--- AIM OF THE TASK ---
Pick out the lines below that contain the string "boost" and copy them all.

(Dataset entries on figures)
────────────────────

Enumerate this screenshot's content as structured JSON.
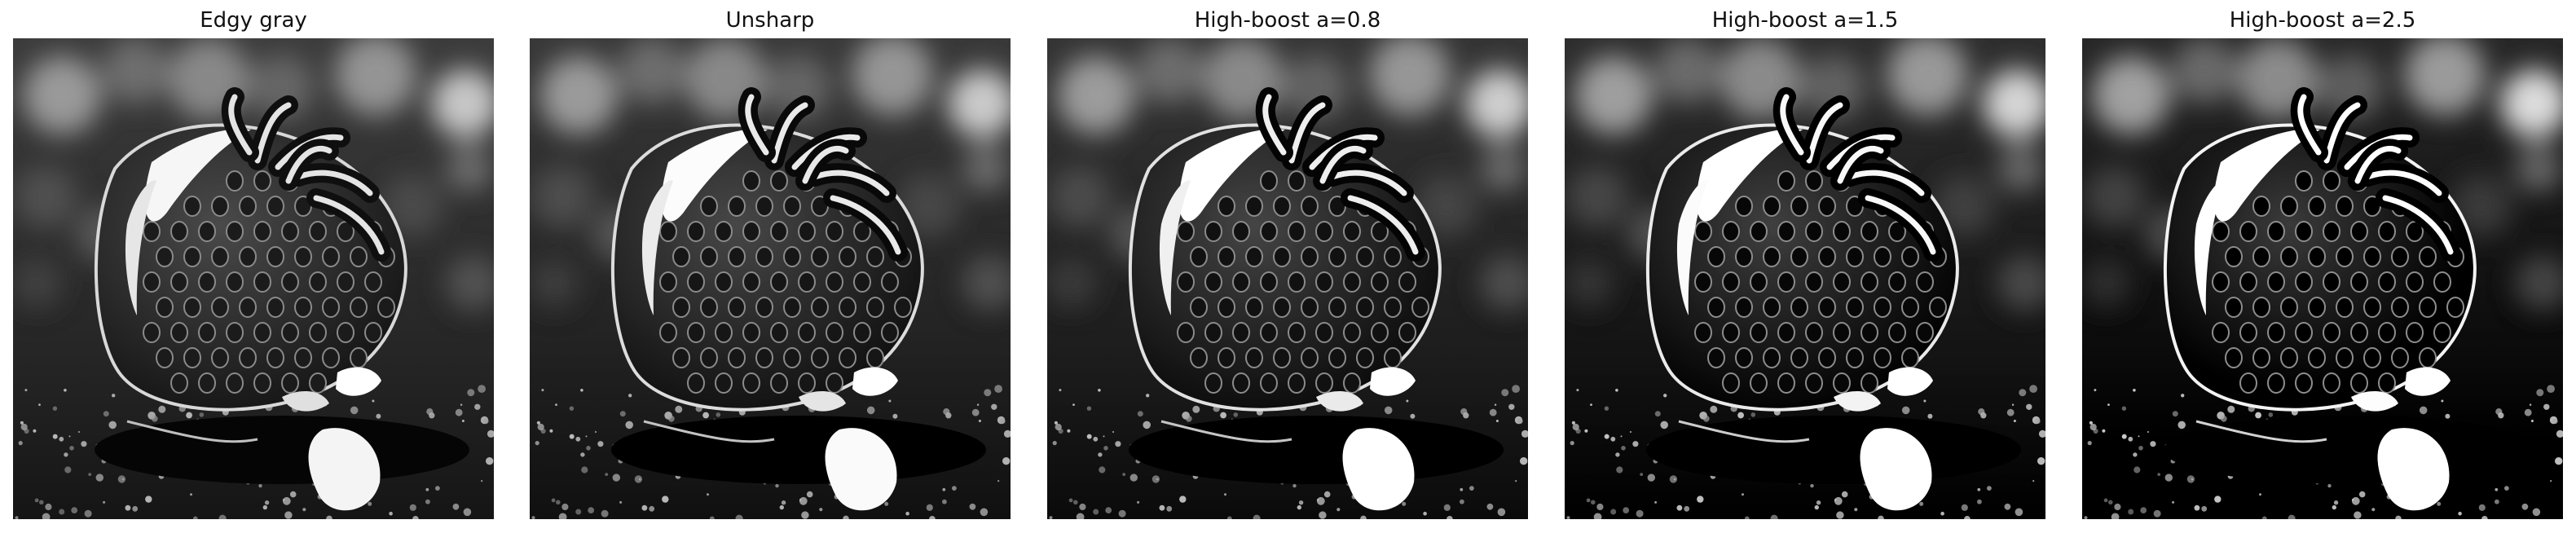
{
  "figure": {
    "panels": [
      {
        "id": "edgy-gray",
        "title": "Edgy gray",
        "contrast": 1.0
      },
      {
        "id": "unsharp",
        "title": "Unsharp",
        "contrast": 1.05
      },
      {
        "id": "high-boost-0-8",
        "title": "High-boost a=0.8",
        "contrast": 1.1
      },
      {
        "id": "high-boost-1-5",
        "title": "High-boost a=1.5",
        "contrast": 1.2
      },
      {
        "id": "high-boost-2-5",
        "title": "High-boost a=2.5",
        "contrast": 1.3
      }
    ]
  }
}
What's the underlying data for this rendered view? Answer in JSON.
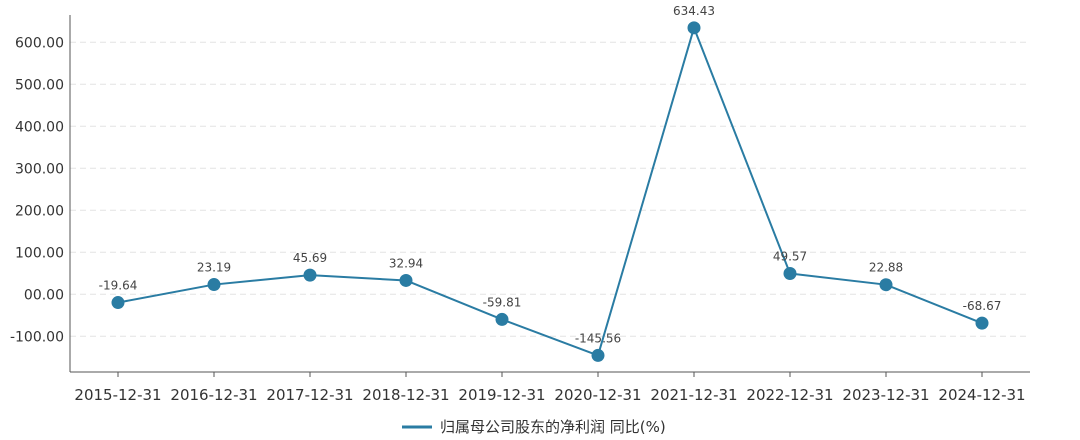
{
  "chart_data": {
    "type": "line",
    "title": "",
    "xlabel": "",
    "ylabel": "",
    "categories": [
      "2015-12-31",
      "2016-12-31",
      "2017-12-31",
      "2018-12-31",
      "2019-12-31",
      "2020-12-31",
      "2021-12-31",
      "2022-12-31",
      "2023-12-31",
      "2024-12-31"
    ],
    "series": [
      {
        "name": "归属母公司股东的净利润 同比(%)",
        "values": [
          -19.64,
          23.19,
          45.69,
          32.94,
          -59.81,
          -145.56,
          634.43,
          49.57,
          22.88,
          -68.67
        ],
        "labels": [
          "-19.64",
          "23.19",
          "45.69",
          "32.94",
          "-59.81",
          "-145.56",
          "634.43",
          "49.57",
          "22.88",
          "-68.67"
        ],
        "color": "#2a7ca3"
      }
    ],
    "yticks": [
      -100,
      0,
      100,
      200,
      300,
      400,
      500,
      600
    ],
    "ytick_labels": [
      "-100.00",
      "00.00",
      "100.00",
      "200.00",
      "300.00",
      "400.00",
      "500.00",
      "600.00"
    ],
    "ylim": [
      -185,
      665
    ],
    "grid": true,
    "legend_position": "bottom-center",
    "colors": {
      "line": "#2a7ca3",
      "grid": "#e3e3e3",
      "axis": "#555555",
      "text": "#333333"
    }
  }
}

────────────────────

--- SOLVED PROBLEM ---
        "id": "high-boost-0-8",
        "title": "High-boost a=0.8",
        "id": "high-boost-1-5",
        "title": "High-boost a=1.5",
        "id": "high-boost-2-5",
        "title": "High-boost a=2.5",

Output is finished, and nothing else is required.